Les premiers souhaitent la disparition des races, donc l’uniformisation des
modes de vie. Les seconds pensent que c’est la pluralité de l’humanité qui fait
sa richesse. »[10].
Le GRECE prône par ailleurs la défense des identités et traditions régionales
contre le centralisme parisien, un retour à la terre et au développement des
activités sportives.
Le rejet de l’égalitarisme est au cœur d’un discours qui ne
rejoint pas la tendance ultra-catholique de l’extrême droite, notamment sur les
notions d’avortement. Ainsi une distance est mise avec les intégristes
lefévristes qui sont néanmoins reconnus comme des alliés face à un adversaire
commun. En fait la distanciation vient du fait que le GRECE est idéologiquement
dans la mouvance d’extrême droite que nous avons déjà analysée avec le livre de
Pierre Vial[11].
Et ce n’est pas un hasard, Vial étant à l’époque du livre que nous analysons un
des principaux animateurs du GRECE dont il dirige la commission Tradition. Pour
le GRECE, le problème est le message égalitariste du christianisme : « ils
identifiaient le lien logique
existant entre les différentes formes de contestation, qu’ils décelaient
clairement le dénominateur commun qui leur était sous-jacent (…) C’est
l’égalitarisme. Introduit dans la pensée européenne par le biais du judéo-christianisme
– avec le thème de l’ « égalité devant Dieu » - l’idéologie
égalitaire s’est laïcisée au XVIIIe siècle. Depuis lors, l’emprise de cette
idéologie s’est faite de plus en plus lourde au sein des sociétés
occidentales »[12].

● ● ● ● ●

*Série d'exercices*:
A - Répondez d'après l'extrait sur le GRECE :
(i) Que défend le GRECE contre le centralisme parisien ?
(ii) Quelle commission Vial dirige-t-il au sein du GRECE ?
(iii) À quel siècle l'idéologie égalitaire s'est-elle laïcisée ?
B - Indiquez combien de lignes des enregistrements contiennent la chaîne « volume », en tenant compte de la casse. Ne donnez que ce nombre.

● ● ● ● ●

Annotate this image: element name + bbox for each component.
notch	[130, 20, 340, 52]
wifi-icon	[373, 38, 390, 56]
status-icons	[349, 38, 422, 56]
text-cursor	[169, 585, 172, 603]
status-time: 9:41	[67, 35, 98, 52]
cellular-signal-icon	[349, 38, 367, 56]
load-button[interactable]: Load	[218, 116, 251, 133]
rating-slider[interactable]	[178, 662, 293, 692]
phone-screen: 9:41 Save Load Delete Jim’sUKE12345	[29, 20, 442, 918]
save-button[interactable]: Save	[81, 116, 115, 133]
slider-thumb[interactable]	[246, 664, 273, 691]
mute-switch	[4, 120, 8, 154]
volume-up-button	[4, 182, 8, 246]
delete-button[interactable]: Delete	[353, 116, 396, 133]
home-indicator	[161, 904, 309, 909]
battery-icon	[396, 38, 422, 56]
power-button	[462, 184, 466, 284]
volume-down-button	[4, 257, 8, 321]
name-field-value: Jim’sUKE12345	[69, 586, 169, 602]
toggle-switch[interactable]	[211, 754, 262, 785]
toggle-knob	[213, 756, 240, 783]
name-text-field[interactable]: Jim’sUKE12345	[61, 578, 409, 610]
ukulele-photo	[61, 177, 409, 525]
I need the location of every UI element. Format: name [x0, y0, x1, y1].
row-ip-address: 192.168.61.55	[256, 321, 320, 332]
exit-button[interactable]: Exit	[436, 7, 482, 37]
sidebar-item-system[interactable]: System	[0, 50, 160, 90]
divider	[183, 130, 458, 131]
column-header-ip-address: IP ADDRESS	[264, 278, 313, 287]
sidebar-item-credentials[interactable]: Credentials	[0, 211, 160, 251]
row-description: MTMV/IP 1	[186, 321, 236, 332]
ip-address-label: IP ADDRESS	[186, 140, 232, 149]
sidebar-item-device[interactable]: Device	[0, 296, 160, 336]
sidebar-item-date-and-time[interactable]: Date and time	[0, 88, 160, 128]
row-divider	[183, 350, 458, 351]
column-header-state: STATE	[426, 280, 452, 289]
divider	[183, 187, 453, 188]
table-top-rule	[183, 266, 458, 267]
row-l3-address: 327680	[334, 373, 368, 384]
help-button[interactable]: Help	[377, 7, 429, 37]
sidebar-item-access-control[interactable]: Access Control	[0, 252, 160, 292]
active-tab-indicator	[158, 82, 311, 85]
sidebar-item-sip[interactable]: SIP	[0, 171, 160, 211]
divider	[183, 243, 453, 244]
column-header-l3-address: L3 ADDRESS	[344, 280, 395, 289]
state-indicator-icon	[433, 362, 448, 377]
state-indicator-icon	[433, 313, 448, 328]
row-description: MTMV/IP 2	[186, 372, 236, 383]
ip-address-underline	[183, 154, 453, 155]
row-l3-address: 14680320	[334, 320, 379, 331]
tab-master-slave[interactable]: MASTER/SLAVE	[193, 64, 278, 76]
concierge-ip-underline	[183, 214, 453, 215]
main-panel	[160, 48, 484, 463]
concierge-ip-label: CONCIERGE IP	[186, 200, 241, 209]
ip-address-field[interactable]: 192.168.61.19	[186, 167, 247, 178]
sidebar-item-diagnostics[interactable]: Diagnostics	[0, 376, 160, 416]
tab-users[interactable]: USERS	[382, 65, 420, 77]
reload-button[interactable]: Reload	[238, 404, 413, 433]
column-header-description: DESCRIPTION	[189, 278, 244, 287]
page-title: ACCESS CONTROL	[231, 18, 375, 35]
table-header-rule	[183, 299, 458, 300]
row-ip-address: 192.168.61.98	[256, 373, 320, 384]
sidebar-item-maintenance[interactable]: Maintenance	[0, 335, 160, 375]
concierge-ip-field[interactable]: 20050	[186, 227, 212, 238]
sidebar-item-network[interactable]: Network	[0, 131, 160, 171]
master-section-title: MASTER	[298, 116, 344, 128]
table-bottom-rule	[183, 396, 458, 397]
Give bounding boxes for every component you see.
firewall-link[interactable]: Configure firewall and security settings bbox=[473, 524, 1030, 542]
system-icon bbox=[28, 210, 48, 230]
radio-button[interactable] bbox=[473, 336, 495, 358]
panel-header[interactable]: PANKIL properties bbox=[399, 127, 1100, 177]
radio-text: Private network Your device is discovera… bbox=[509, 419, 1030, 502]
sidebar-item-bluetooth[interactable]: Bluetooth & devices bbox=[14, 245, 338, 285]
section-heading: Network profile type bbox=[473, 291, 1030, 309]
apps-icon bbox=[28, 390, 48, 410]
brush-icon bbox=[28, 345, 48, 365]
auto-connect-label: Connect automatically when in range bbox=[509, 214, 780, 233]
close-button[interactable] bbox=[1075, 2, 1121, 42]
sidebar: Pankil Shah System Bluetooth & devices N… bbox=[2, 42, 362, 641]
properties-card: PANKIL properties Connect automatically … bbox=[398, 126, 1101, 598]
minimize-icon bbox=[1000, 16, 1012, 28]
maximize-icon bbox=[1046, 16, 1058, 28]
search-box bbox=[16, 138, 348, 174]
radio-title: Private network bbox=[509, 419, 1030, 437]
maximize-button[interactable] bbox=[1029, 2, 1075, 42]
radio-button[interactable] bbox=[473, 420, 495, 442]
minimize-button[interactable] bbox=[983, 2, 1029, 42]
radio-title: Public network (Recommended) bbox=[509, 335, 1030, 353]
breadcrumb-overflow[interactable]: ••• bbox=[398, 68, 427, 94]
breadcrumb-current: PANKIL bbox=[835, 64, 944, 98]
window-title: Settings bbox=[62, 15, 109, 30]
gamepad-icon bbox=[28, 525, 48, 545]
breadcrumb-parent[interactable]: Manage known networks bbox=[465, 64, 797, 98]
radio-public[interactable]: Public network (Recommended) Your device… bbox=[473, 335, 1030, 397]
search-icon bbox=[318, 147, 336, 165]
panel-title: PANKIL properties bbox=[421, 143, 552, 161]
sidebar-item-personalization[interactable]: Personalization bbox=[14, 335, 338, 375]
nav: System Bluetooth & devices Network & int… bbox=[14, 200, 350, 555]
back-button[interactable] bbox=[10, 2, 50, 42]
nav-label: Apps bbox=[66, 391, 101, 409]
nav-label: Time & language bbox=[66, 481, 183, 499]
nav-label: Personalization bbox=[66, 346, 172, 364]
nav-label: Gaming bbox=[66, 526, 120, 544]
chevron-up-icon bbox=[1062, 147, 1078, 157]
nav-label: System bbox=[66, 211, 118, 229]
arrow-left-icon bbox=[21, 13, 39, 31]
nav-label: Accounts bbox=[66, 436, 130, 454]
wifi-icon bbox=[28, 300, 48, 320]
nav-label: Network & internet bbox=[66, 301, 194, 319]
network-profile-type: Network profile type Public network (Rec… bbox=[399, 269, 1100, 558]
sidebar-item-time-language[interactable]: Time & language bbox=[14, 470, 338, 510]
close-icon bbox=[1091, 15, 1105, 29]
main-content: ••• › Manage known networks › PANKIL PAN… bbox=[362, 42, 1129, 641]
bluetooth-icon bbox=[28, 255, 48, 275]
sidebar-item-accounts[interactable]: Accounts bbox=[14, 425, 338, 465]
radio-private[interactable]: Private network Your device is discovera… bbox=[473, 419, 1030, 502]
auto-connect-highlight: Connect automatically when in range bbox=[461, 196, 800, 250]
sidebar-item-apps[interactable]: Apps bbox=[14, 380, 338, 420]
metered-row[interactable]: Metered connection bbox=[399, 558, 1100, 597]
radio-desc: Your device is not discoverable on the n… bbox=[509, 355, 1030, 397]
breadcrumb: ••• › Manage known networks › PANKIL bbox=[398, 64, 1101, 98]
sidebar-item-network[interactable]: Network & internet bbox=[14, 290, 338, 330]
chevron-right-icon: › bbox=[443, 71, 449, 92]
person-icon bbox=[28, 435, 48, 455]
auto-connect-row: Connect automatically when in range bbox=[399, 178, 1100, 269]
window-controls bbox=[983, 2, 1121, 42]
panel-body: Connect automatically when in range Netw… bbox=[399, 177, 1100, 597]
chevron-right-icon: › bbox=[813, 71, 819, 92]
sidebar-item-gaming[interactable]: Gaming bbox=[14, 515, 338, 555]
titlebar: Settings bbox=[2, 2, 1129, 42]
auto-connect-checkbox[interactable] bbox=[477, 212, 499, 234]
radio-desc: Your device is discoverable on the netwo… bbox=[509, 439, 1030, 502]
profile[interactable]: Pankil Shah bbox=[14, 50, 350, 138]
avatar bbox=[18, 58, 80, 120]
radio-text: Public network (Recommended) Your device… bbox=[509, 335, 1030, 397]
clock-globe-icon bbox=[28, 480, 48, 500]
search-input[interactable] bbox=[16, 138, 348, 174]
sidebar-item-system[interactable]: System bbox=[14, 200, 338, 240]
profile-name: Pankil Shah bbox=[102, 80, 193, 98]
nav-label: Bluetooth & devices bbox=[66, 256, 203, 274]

● ● ● ● ●

*Réponses par exercice*:
A -
(i) Les identités et traditions régionales.
(ii) La commission Tradition.
(iii) Au XVIIIe siècle.

B - 2